:: Written instruction ::
Select the lines of the records containing the word "duty" and list them.

··· The input ···

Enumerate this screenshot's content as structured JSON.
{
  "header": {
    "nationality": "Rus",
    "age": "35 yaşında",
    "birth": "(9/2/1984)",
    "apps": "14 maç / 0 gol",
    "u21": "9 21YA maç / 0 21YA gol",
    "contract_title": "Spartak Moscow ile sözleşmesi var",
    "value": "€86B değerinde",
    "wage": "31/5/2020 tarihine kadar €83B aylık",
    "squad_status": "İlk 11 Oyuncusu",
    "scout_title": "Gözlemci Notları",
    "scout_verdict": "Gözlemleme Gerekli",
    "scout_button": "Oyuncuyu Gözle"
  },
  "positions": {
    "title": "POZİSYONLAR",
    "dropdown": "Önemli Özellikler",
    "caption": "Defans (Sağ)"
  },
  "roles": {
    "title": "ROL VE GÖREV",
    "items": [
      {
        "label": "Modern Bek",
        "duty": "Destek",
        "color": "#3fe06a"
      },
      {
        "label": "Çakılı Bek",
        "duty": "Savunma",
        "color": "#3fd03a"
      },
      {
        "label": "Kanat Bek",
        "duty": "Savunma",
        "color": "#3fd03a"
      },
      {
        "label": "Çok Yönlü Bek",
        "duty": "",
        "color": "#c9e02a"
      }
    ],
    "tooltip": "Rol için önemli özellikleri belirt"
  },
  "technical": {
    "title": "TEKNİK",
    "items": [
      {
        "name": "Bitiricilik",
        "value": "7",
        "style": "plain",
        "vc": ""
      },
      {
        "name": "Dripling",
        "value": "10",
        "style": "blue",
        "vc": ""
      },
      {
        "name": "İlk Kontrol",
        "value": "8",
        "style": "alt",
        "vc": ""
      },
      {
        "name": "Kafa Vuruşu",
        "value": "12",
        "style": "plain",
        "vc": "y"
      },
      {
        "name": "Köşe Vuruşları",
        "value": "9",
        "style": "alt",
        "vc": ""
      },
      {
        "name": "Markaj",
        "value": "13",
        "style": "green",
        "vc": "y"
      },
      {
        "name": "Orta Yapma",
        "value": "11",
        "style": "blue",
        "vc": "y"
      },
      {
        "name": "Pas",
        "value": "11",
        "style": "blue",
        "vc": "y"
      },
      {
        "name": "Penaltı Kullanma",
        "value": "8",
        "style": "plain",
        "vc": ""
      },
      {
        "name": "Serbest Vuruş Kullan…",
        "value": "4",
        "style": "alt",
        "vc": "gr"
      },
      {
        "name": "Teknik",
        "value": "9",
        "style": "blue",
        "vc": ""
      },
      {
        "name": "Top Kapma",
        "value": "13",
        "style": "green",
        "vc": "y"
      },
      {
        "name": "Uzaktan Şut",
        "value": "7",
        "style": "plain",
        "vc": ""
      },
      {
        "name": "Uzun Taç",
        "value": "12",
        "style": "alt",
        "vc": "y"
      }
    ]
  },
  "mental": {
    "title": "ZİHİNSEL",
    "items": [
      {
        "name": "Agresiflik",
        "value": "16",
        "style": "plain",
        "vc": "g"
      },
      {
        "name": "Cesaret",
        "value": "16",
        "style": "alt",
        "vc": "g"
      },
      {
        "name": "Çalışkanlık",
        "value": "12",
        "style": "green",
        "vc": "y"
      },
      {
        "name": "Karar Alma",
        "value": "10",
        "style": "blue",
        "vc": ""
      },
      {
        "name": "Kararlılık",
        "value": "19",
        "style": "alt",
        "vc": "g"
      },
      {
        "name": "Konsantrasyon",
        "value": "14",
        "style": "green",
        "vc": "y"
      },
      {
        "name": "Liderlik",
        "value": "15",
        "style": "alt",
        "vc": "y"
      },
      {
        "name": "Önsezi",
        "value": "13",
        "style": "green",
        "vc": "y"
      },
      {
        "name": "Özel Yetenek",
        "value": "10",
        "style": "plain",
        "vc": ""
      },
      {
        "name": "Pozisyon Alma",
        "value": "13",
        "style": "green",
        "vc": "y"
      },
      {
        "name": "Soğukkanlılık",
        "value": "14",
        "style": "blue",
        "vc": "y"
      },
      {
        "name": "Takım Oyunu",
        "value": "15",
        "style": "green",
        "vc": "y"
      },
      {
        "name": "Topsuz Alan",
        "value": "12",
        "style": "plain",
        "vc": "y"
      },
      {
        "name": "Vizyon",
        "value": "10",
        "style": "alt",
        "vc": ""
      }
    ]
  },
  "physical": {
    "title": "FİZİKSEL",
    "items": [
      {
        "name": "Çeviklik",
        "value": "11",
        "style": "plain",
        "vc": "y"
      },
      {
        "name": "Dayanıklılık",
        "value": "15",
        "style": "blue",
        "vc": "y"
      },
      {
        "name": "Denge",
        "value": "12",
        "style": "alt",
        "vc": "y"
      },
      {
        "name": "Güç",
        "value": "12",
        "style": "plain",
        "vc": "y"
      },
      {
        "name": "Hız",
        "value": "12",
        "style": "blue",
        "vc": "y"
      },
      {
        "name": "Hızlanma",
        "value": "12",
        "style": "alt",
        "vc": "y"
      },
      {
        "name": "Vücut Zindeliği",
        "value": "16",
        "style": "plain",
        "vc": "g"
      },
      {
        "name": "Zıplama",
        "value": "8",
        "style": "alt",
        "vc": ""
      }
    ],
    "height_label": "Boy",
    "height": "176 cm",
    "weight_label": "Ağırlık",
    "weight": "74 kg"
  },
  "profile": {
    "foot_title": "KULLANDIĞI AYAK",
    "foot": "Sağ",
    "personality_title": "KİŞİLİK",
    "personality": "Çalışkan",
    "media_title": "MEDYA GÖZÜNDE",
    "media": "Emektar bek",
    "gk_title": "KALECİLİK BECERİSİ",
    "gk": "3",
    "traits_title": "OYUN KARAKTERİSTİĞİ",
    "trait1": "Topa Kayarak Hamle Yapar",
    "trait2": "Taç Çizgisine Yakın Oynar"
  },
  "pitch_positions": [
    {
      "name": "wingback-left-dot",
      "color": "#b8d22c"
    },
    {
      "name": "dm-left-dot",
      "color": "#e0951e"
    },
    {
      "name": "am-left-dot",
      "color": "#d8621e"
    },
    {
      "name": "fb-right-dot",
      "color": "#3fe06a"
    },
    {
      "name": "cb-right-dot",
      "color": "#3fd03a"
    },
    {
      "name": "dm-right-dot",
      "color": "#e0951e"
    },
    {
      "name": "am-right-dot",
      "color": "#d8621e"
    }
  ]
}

···

:: Exercise answer ::
        "duty": "Destek",
        "duty": "Savunma",
        "duty": "Savunma",
        "duty": "",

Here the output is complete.